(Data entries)
—————

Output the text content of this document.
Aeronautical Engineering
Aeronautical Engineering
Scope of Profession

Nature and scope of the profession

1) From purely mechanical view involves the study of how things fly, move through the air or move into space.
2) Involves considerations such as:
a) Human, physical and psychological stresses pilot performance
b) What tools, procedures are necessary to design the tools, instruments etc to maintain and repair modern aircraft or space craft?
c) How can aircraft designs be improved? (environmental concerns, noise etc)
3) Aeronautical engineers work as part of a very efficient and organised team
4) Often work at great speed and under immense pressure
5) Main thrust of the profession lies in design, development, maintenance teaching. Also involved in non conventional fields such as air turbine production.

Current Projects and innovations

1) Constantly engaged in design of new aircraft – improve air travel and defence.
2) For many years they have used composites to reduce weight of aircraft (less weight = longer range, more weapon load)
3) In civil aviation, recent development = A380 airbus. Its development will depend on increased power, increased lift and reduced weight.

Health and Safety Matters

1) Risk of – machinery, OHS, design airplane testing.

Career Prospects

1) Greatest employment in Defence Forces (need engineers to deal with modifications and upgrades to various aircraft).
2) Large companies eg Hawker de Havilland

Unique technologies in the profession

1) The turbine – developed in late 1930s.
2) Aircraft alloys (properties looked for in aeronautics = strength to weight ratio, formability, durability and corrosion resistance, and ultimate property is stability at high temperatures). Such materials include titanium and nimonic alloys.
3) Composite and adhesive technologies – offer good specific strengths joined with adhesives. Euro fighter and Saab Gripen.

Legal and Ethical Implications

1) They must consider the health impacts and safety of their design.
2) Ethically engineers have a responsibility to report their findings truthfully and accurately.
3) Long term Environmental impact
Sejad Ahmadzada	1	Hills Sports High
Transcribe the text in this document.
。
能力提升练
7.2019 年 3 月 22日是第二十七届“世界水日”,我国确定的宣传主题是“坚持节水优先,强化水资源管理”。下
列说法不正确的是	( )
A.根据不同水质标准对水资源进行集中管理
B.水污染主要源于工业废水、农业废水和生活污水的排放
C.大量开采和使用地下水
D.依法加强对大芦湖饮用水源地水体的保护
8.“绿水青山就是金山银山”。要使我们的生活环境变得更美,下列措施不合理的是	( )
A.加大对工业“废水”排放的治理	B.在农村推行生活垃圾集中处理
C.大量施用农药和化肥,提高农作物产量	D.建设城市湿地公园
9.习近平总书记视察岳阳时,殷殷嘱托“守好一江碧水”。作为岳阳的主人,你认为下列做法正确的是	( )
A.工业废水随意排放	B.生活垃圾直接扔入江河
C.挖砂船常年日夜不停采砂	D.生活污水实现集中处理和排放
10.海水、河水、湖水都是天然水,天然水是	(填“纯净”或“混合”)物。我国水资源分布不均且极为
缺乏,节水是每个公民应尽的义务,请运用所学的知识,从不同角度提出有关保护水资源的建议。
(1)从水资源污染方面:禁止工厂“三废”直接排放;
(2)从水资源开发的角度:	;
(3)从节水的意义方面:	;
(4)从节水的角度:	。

—————

### Given exercise
Gather each line in the data that holds the string "document".

### The result
Output the text content of this document.
Transcribe the text in this document.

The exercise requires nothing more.